_DATA SECTION_:
________________________________________

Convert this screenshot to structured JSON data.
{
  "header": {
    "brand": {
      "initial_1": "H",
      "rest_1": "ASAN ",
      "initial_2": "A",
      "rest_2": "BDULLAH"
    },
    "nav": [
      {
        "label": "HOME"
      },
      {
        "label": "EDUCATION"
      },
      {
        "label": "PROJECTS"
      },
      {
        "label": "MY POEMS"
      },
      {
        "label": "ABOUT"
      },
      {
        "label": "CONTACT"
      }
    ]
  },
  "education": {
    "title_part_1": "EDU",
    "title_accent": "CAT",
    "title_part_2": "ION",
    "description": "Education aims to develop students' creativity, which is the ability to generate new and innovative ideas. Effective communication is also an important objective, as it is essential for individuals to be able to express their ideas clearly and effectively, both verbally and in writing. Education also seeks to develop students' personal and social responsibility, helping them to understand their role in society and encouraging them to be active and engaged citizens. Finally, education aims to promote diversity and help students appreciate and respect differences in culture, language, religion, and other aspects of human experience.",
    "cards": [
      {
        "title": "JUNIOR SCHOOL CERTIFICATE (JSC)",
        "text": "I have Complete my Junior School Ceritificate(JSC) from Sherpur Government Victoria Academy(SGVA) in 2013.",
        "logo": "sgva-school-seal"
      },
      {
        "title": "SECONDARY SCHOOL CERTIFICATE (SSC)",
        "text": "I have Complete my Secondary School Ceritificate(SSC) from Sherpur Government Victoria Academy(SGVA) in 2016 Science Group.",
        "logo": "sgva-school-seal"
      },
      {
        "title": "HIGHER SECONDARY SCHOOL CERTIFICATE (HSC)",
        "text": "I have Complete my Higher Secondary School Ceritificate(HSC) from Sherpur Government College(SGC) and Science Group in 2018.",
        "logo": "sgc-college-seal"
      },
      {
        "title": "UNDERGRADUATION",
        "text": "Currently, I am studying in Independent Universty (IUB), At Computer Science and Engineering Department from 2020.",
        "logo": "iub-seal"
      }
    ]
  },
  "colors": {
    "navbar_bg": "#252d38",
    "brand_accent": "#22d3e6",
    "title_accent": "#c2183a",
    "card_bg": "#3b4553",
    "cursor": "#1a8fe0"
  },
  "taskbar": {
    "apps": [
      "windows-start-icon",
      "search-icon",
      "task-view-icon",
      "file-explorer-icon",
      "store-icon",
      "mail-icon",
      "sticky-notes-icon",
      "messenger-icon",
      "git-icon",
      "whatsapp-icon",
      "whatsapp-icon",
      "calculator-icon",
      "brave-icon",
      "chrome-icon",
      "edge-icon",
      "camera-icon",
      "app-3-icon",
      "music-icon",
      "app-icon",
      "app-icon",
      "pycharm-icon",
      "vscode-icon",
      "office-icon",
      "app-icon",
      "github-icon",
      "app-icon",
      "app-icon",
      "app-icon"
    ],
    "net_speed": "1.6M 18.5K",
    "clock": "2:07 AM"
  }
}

________________________________________

_STATED GOAL_: Retype all the records, matching them exactly.

_COMPLETE OUTPUT_:
Convert this screenshot to structured JSON data.
{
  "header": {
    "brand": {
      "initial_1": "H",
      "rest_1": "ASAN ",
      "initial_2": "A",
      "rest_2": "BDULLAH"
    },
    "nav": [
      {
        "label": "HOME"
      },
      {
        "label": "EDUCATION"
      },
      {
        "label": "PROJECTS"
      },
      {
        "label": "MY POEMS"
      },
      {
        "label": "ABOUT"
      },
      {
        "label": "CONTACT"
      }
    ]
  },
  "education": {
    "title_part_1": "EDU",
    "title_accent": "CAT",
    "title_part_2": "ION",
    "description": "Education aims to develop students' creativity, which is the ability to generate new and innovative ideas. Effective communication is also an important objective, as it is essential for individuals to be able to express their ideas clearly and effectively, both verbally and in writing. Education also seeks to develop students' personal and social responsibility, helping them to understand their role in society and encouraging them to be active and engaged citizens. Finally, education aims to promote diversity and help students appreciate and respect differences in culture, language, religion, and other aspects of human experience.",
    "cards": [
      {
        "title": "JUNIOR SCHOOL CERTIFICATE (JSC)",
        "text": "I have Complete my Junior School Ceritificate(JSC) from Sherpur Government Victoria Academy(SGVA) in 2013.",
        "logo": "sgva-school-seal"
      },
      {
        "title": "SECONDARY SCHOOL CERTIFICATE (SSC)",
        "text": "I have Complete my Secondary School Ceritificate(SSC) from Sherpur Government Victoria Academy(SGVA) in 2016 Science Group.",
        "logo": "sgva-school-seal"
      },
      {
        "title": "HIGHER SECONDARY SCHOOL CERTIFICATE (HSC)",
        "text": "I have Complete my Higher Secondary School Ceritificate(HSC) from Sherpur Government College(SGC) and Science Group in 2018.",
        "logo": "sgc-college-seal"
      },
      {
        "title": "UNDERGRADUATION",
        "text": "Currently, I am studying in Independent Universty (IUB), At Computer Science and Engineering Department from 2020.",
        "logo": "iub-seal"
      }
    ]
  },
  "colors": {
    "navbar_bg": "#252d38",
    "brand_accent": "#22d3e6",
    "title_accent": "#c2183a",
    "card_bg": "#3b4553",
    "cursor": "#1a8fe0"
  },
  "taskbar": {
    "apps": [
      "windows-start-icon",
      "search-icon",
      "task-view-icon",
      "file-explorer-icon",
      "store-icon",
      "mail-icon",
      "sticky-notes-icon",
      "messenger-icon",
      "git-icon",
      "whatsapp-icon",
      "whatsapp-icon",
      "calculator-icon",
      "brave-icon",
      "chrome-icon",
      "edge-icon",
      "camera-icon",
      "app-3-icon",
      "music-icon",
      "app-icon",
      "app-icon",
      "pycharm-icon",
      "vscode-icon",
      "office-icon",
      "app-icon",
      "github-icon",
      "app-icon",
      "app-icon",
      "app-icon"
    ],
    "net_speed": "1.6M 18.5K",
    "clock": "2:07 AM"
  }
}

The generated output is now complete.